─── Material ───

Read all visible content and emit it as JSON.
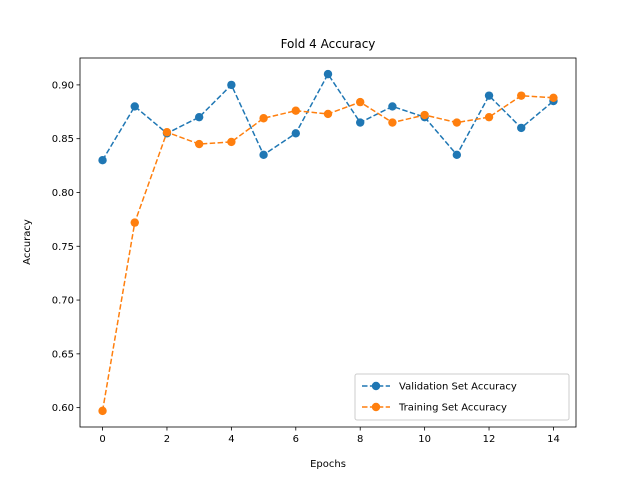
{
  "chart_data": {
    "type": "line",
    "title": "Fold 4 Accuracy",
    "xlabel": "Epochs",
    "ylabel": "Accuracy",
    "xlim": [
      -0.7,
      14.7
    ],
    "ylim": [
      0.582,
      0.925
    ],
    "xticks": [
      0,
      2,
      4,
      6,
      8,
      10,
      12,
      14
    ],
    "yticks": [
      0.6,
      0.65,
      0.7,
      0.75,
      0.8,
      0.85,
      0.9
    ],
    "ytick_format": 2,
    "grid": false,
    "legend_position": "lower right",
    "x": [
      0,
      1,
      2,
      3,
      4,
      5,
      6,
      7,
      8,
      9,
      10,
      11,
      12,
      13,
      14
    ],
    "series": [
      {
        "name": "Validation Set Accuracy",
        "color": "#1f77b4",
        "values": [
          0.83,
          0.88,
          0.855,
          0.87,
          0.9,
          0.835,
          0.855,
          0.91,
          0.865,
          0.88,
          0.87,
          0.835,
          0.89,
          0.86,
          0.885
        ]
      },
      {
        "name": "Training Set Accuracy",
        "color": "#ff7f0e",
        "values": [
          0.597,
          0.772,
          0.856,
          0.845,
          0.847,
          0.869,
          0.876,
          0.873,
          0.884,
          0.865,
          0.872,
          0.865,
          0.87,
          0.89,
          0.888
        ]
      }
    ]
  }
}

───

** Task objective **
Transcribe the material exactly, keeping every word and none of the pictures.

** Worked solution **
Read all visible content and emit it as JSON.
{
  "chart_data": {
    "type": "line",
    "title": "Fold 4 Accuracy",
    "xlabel": "Epochs",
    "ylabel": "Accuracy",
    "xlim": [
      -0.7,
      14.7
    ],
    "ylim": [
      0.582,
      0.925
    ],
    "xticks": [
      0,
      2,
      4,
      6,
      8,
      10,
      12,
      14
    ],
    "yticks": [
      0.6,
      0.65,
      0.7,
      0.75,
      0.8,
      0.85,
      0.9
    ],
    "ytick_format": 2,
    "grid": false,
    "legend_position": "lower right",
    "x": [
      0,
      1,
      2,
      3,
      4,
      5,
      6,
      7,
      8,
      9,
      10,
      11,
      12,
      13,
      14
    ],
    "series": [
      {
        "name": "Validation Set Accuracy",
        "color": "#1f77b4",
        "values": [
          0.83,
          0.88,
          0.855,
          0.87,
          0.9,
          0.835,
          0.855,
          0.91,
          0.865,
          0.88,
          0.87,
          0.835,
          0.89,
          0.86,
          0.885
        ]
      },
      {
        "name": "Training Set Accuracy",
        "color": "#ff7f0e",
        "values": [
          0.597,
          0.772,
          0.856,
          0.845,
          0.847,
          0.869,
          0.876,
          0.873,
          0.884,
          0.865,
          0.872,
          0.865,
          0.87,
          0.89,
          0.888
        ]
      }
    ]
  }
}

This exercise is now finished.